▶ _Given problem_: Copy out the lines that include the word "JSON".

▶ _Extracted data_:
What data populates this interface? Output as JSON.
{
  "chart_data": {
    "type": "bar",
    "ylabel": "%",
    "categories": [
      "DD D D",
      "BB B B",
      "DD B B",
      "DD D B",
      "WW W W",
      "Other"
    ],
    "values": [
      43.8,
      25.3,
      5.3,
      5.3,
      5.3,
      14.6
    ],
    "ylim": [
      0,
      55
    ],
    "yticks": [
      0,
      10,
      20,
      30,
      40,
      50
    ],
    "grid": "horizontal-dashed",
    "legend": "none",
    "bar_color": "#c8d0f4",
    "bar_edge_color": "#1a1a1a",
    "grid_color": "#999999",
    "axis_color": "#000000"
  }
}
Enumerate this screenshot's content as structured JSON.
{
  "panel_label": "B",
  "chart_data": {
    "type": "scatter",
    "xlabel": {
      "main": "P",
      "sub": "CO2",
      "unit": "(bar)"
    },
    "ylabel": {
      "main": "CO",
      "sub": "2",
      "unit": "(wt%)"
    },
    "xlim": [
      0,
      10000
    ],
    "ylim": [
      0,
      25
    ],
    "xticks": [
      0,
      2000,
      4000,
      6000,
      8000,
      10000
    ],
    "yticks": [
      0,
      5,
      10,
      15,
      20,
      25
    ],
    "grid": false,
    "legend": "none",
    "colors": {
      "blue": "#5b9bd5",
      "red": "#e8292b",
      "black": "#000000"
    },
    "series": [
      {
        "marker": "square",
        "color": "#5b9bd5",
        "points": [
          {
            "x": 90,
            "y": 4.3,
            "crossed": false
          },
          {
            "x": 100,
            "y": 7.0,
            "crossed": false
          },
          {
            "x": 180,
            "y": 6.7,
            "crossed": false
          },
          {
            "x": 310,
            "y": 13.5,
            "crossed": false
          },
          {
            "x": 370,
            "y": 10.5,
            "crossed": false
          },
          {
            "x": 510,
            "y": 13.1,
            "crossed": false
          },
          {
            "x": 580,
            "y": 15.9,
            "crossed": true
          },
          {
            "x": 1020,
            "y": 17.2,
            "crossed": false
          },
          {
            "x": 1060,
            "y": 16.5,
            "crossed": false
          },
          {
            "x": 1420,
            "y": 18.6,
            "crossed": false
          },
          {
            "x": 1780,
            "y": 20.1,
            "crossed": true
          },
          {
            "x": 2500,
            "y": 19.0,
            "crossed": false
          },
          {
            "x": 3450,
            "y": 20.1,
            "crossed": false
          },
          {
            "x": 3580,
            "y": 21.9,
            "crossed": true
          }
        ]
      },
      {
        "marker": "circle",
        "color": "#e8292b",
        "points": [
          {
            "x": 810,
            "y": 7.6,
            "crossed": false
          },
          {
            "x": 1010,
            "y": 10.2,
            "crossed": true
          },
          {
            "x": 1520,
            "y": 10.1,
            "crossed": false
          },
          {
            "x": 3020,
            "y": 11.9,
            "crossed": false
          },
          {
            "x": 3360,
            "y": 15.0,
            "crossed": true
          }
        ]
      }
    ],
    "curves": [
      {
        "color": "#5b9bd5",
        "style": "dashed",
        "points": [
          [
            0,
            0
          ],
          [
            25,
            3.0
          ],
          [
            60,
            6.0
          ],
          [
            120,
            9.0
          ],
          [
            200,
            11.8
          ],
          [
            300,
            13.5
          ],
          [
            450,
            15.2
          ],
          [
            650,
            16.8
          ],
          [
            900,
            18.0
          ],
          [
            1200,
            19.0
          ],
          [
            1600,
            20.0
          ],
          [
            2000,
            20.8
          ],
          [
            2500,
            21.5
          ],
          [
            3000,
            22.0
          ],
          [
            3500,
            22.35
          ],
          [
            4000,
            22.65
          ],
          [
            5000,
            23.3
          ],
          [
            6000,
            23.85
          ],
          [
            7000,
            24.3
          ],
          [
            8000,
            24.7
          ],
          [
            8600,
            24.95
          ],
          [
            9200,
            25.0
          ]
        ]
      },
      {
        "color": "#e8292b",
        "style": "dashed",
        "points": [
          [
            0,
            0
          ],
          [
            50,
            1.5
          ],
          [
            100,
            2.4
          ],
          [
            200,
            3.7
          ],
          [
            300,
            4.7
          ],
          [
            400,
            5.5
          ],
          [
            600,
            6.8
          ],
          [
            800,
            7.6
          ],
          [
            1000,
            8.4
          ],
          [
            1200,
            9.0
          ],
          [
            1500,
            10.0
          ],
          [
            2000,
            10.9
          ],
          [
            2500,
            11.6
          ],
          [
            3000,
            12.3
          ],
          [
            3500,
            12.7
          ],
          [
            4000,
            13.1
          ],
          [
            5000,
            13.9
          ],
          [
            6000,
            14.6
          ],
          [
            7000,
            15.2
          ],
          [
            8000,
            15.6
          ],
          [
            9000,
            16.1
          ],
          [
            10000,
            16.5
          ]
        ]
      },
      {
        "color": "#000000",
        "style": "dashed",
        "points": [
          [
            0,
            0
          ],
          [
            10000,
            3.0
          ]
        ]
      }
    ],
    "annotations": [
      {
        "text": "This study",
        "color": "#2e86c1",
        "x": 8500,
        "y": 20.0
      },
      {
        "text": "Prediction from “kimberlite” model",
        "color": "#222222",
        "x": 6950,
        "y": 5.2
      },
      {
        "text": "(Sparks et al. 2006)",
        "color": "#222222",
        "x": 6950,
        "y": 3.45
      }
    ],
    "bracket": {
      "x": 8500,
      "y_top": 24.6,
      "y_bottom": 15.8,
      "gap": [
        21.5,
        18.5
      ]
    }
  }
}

▶ _Complete output_:
What data populates this interface? Output as JSON.
Enumerate this screenshot's content as structured JSON.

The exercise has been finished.